WHAT YOU HAVE TO DO:
Repeat the whole of the data, keeping every detail the same.

EXTRACTED DATA:
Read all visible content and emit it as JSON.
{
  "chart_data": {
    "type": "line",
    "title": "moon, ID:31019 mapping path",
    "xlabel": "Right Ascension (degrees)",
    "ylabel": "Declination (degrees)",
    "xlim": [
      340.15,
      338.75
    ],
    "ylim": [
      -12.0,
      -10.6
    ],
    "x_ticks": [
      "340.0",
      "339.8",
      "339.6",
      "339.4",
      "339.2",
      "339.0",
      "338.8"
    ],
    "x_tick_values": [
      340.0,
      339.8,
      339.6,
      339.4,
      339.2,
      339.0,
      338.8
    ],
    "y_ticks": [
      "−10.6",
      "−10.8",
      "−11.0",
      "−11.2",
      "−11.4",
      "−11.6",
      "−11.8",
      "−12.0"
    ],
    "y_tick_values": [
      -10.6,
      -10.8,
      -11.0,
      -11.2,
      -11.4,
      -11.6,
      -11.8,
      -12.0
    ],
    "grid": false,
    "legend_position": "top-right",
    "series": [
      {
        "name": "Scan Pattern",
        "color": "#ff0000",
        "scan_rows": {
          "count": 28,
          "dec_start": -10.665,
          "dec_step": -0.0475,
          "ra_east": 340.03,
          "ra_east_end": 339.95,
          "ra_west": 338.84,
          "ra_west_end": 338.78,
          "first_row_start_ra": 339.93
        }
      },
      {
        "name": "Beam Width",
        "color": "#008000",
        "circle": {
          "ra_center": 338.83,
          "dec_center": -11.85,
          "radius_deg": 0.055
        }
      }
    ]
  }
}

ANSWER TO THE TASK:
Read all visible content and emit it as JSON.
{
  "chart_data": {
    "type": "line",
    "title": "moon, ID:31019 mapping path",
    "xlabel": "Right Ascension (degrees)",
    "ylabel": "Declination (degrees)",
    "xlim": [
      340.15,
      338.75
    ],
    "ylim": [
      -12.0,
      -10.6
    ],
    "x_ticks": [
      "340.0",
      "339.8",
      "339.6",
      "339.4",
      "339.2",
      "339.0",
      "338.8"
    ],
    "x_tick_values": [
      340.0,
      339.8,
      339.6,
      339.4,
      339.2,
      339.0,
      338.8
    ],
    "y_ticks": [
      "−10.6",
      "−10.8",
      "−11.0",
      "−11.2",
      "−11.4",
      "−11.6",
      "−11.8",
      "−12.0"
    ],
    "y_tick_values": [
      -10.6,
      -10.8,
      -11.0,
      -11.2,
      -11.4,
      -11.6,
      -11.8,
      -12.0
    ],
    "grid": false,
    "legend_position": "top-right",
    "series": [
      {
        "name": "Scan Pattern",
        "color": "#ff0000",
        "scan_rows": {
          "count": 28,
          "dec_start": -10.665,
          "dec_step": -0.0475,
          "ra_east": 340.03,
          "ra_east_end": 339.95,
          "ra_west": 338.84,
          "ra_west_end": 338.78,
          "first_row_start_ra": 339.93
        }
      },
      {
        "name": "Beam Width",
        "color": "#008000",
        "circle": {
          "ra_center": 338.83,
          "dec_center": -11.85,
          "radius_deg": 0.055
        }
      }
    ]
  }
}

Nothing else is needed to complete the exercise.